* Raw data:
______
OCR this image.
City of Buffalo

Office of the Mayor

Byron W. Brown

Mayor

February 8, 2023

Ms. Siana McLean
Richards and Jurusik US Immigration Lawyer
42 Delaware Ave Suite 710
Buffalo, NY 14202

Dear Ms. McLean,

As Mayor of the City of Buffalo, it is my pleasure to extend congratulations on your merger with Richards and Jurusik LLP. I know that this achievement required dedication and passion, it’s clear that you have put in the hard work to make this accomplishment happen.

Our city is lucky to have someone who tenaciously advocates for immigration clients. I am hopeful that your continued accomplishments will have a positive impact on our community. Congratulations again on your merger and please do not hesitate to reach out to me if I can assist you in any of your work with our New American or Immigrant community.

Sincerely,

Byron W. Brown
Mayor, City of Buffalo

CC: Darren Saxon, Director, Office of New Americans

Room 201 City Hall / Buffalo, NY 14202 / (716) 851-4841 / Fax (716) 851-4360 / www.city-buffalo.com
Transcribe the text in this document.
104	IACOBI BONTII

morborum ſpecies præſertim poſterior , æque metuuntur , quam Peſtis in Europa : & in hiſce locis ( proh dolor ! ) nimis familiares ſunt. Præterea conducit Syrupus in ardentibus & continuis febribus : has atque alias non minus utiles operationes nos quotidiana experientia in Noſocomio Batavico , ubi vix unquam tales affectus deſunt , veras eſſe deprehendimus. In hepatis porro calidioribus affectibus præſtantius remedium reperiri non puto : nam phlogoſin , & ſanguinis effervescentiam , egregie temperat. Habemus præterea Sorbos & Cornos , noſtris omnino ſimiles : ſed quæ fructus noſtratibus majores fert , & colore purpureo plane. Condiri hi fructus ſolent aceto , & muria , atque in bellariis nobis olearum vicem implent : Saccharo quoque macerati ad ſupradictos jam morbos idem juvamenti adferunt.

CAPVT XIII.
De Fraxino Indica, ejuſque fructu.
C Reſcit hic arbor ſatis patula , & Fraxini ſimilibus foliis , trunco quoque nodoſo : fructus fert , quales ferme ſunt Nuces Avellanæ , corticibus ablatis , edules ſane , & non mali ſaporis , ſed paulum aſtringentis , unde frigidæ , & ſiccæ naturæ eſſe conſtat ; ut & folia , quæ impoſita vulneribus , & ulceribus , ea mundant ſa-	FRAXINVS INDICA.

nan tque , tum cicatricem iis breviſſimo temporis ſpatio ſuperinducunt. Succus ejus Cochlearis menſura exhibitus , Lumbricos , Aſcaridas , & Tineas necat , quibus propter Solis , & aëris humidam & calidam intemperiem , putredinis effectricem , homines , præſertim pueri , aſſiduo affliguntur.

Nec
______
* Given instruction: Locate all lines in the listing above with the word "merger". Copy them.

* Response for this exercise:
As Mayor of the City of Buffalo, it is my pleasure to extend congratulations on your merger with Richards and Jurusik LLP. I know that this achievement required dedication and passion, it’s clear that you have put in the hard work to make this accomplishment happen.
Our city is lucky to have someone who tenaciously advocates for immigration clients. I am hopeful that your continued accomplishments will have a positive impact on our community. Congratulations again on your merger and please do not hesitate to reach out to me if I can assist you in any of your work with our New American or Immigrant community.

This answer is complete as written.